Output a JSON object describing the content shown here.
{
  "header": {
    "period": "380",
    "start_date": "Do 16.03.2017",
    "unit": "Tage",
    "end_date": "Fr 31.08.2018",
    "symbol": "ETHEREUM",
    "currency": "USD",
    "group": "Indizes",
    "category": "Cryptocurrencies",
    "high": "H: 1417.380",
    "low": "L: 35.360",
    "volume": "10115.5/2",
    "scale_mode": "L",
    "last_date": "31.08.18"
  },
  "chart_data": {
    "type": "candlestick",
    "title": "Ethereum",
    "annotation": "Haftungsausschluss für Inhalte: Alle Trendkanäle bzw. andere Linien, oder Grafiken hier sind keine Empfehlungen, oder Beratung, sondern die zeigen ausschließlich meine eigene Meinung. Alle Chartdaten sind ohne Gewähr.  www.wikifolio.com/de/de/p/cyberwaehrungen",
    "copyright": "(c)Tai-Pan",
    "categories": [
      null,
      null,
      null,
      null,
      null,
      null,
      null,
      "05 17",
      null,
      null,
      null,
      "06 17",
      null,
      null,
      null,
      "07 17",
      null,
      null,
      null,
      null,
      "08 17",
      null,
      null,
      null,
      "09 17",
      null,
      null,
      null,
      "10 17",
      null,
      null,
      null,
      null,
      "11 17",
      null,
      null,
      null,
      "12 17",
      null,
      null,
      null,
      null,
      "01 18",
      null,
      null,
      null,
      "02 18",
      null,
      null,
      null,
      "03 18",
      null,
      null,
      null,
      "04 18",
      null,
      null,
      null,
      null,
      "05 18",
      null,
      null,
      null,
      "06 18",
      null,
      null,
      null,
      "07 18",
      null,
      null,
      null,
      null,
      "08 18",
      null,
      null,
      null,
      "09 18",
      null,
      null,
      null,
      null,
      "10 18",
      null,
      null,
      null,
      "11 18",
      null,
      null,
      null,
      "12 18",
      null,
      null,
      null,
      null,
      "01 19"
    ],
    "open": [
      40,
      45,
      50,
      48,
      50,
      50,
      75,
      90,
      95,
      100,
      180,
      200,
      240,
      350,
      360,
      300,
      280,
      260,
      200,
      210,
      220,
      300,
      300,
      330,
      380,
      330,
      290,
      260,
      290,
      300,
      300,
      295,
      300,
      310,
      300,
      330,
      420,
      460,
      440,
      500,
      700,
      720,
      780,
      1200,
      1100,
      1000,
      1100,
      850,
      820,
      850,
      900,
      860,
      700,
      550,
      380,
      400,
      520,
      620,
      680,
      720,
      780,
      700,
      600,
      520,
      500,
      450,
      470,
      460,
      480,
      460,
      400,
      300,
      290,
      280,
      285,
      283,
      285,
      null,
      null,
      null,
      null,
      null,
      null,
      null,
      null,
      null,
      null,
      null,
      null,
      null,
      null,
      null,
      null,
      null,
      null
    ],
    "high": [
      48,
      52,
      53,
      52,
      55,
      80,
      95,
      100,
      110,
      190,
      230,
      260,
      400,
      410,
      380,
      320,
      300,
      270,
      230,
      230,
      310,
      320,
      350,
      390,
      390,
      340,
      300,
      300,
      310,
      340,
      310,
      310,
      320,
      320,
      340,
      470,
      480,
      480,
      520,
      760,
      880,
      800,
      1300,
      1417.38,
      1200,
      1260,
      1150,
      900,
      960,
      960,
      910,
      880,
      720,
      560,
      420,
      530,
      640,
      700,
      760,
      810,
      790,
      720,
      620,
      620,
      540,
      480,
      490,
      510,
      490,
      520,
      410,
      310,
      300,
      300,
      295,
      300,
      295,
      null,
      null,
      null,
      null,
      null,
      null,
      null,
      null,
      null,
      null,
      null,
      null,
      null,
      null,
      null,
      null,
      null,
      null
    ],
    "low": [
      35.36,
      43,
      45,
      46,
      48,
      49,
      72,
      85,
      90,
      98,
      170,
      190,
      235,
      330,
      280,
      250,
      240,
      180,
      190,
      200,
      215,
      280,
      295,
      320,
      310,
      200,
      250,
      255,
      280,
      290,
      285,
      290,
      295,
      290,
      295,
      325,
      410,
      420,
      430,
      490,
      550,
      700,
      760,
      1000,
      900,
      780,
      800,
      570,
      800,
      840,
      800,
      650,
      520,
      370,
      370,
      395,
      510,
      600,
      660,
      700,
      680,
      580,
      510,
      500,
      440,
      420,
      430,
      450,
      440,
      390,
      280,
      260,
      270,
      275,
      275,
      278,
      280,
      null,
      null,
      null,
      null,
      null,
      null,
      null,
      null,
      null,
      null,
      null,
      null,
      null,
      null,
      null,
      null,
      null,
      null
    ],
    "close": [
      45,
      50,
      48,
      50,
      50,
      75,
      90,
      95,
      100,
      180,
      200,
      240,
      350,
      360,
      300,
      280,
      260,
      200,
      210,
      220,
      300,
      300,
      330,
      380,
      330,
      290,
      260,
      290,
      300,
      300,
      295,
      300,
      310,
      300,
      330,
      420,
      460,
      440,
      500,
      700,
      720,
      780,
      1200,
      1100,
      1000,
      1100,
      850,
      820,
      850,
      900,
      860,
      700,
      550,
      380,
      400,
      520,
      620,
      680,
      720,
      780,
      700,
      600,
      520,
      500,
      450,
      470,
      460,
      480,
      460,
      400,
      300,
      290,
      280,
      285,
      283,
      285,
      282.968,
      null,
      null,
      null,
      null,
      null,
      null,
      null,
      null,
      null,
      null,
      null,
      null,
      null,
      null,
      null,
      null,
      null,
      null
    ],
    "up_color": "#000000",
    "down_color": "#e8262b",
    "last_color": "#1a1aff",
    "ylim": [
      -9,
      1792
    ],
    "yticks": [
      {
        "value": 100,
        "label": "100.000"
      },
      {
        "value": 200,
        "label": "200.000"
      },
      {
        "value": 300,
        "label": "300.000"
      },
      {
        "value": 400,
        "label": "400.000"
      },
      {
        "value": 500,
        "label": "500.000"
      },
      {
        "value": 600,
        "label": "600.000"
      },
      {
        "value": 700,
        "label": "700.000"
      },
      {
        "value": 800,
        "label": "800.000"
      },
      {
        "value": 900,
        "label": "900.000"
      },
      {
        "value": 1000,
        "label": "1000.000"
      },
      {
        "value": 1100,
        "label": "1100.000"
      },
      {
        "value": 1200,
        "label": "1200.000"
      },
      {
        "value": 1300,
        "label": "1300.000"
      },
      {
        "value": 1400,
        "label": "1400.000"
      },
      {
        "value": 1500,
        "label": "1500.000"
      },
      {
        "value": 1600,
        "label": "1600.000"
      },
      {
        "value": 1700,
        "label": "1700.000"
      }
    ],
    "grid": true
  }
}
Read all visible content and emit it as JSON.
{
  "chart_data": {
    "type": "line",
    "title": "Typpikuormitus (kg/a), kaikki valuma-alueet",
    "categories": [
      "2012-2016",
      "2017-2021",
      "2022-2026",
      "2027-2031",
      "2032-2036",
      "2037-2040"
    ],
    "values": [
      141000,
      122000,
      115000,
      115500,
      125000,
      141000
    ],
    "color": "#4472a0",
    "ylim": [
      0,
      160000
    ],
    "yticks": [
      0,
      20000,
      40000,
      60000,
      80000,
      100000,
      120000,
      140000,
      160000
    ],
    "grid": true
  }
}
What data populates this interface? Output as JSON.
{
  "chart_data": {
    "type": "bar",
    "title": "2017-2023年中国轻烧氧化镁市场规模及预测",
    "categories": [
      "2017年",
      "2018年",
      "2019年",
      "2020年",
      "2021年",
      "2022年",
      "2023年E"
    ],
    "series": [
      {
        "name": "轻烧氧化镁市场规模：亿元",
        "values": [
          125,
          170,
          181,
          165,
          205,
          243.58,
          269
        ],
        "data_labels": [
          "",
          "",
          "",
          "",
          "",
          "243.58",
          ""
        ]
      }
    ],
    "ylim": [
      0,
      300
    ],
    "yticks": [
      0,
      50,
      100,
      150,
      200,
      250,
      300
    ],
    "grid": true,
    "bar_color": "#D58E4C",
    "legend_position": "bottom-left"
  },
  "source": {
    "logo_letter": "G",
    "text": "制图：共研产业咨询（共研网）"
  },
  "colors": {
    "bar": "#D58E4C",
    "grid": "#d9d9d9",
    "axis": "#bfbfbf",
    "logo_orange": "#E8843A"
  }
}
------------------------
Repeat exactly, and only, the lines from the line with "What data populates" through the end of the listing above, both ends included.

What data populates this interface? Output as JSON.
{
  "chart_data": {
    "type": "bar",
    "title": "2017-2023年中国轻烧氧化镁市场规模及预测",
    "categories": [
      "2017年",
      "2018年",
      "2019年",
      "2020年",
      "2021年",
      "2022年",
      "2023年E"
    ],
    "series": [
      {
        "name": "轻烧氧化镁市场规模：亿元",
        "values": [
          125,
          170,
          181,
          165,
          205,
          243.58,
          269
        ],
        "data_labels": [
          "",
          "",
          "",
          "",
          "",
          "243.58",
          ""
        ]
      }
    ],
    "ylim": [
      0,
      300
    ],
    "yticks": [
      0,
      50,
      100,
      150,
      200,
      250,
      300
    ],
    "grid": true,
    "bar_color": "#D58E4C",
    "legend_position": "bottom-left"
  },
  "source": {
    "logo_letter": "G",
    "text": "制图：共研产业咨询（共研网）"
  },
  "colors": {
    "bar": "#D58E4C",
    "grid": "#d9d9d9",
    "axis": "#bfbfbf",
    "logo_orange": "#E8843A"
  }
}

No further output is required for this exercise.